■ Data listing ■
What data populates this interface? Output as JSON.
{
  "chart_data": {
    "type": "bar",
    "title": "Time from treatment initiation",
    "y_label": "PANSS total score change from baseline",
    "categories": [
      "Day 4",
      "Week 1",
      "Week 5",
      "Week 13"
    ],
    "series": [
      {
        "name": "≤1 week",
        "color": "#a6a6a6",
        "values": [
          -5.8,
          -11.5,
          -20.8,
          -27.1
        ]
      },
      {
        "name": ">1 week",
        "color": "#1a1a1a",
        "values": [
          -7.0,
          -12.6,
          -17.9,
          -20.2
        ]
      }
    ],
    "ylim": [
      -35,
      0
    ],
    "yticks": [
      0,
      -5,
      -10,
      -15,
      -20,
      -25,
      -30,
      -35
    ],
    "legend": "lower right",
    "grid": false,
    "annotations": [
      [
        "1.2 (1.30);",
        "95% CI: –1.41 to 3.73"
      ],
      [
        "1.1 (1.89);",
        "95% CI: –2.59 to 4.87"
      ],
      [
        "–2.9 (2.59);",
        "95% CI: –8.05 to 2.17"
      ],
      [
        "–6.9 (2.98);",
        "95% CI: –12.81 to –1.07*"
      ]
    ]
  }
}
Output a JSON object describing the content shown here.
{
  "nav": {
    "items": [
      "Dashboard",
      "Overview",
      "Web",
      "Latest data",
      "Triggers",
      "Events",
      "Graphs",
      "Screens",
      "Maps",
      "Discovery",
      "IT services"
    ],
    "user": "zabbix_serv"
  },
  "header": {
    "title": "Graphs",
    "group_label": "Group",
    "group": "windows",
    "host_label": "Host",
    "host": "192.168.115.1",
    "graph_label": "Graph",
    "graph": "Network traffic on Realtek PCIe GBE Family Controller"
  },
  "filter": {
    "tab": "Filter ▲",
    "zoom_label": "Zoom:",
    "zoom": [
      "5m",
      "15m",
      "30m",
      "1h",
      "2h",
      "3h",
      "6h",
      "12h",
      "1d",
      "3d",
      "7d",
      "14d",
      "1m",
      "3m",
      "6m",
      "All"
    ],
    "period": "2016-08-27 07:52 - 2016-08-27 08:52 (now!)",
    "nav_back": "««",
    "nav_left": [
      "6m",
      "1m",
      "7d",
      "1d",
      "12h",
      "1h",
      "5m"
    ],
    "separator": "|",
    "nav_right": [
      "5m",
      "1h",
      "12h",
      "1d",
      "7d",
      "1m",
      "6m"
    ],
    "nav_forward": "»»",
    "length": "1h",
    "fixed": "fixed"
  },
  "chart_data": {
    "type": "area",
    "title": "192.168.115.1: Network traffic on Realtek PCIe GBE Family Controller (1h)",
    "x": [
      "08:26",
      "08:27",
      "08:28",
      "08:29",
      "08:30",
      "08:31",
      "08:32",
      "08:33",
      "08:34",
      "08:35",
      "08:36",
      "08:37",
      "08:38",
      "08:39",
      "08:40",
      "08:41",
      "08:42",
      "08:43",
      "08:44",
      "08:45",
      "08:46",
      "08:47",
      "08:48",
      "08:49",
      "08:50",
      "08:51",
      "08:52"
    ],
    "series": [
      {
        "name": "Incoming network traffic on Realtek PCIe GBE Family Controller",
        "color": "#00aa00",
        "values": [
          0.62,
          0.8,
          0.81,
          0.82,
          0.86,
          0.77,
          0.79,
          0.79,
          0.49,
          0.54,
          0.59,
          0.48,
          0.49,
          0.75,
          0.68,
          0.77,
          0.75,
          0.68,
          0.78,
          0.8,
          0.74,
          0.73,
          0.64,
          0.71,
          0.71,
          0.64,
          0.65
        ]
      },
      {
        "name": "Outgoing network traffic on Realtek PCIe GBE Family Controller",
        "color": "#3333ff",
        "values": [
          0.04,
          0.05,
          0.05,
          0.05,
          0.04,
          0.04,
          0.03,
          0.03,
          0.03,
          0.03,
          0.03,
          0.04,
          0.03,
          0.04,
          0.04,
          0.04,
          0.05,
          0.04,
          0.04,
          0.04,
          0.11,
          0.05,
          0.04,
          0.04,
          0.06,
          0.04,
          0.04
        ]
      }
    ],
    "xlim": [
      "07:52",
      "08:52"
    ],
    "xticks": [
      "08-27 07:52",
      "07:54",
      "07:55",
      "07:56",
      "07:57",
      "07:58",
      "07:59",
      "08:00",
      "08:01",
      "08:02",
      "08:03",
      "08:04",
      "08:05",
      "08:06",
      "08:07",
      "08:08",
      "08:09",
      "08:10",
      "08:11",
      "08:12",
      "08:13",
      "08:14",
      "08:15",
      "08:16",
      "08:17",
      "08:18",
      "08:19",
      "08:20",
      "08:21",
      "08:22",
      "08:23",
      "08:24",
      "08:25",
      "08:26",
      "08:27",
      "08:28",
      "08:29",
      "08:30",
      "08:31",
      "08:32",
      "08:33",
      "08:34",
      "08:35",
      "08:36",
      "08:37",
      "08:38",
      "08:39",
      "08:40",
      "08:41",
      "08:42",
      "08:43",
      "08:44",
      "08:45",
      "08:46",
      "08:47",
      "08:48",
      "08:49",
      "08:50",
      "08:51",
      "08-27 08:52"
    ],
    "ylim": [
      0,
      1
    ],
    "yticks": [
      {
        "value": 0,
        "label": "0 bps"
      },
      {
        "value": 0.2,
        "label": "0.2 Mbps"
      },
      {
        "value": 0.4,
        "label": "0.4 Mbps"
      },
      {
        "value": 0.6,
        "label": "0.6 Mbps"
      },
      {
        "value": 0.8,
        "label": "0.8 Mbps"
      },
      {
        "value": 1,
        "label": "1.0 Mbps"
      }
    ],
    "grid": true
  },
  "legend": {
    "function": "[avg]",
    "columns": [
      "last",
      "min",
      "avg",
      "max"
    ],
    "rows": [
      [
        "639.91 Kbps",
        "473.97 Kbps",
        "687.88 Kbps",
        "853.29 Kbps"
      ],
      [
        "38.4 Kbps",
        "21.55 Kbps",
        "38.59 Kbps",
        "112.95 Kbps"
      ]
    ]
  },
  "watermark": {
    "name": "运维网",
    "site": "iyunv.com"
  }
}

■ Problem to work on ■
Of all the lines above, how many contain "title"? Give the number and nothing more.

■ Solved exercise ■
3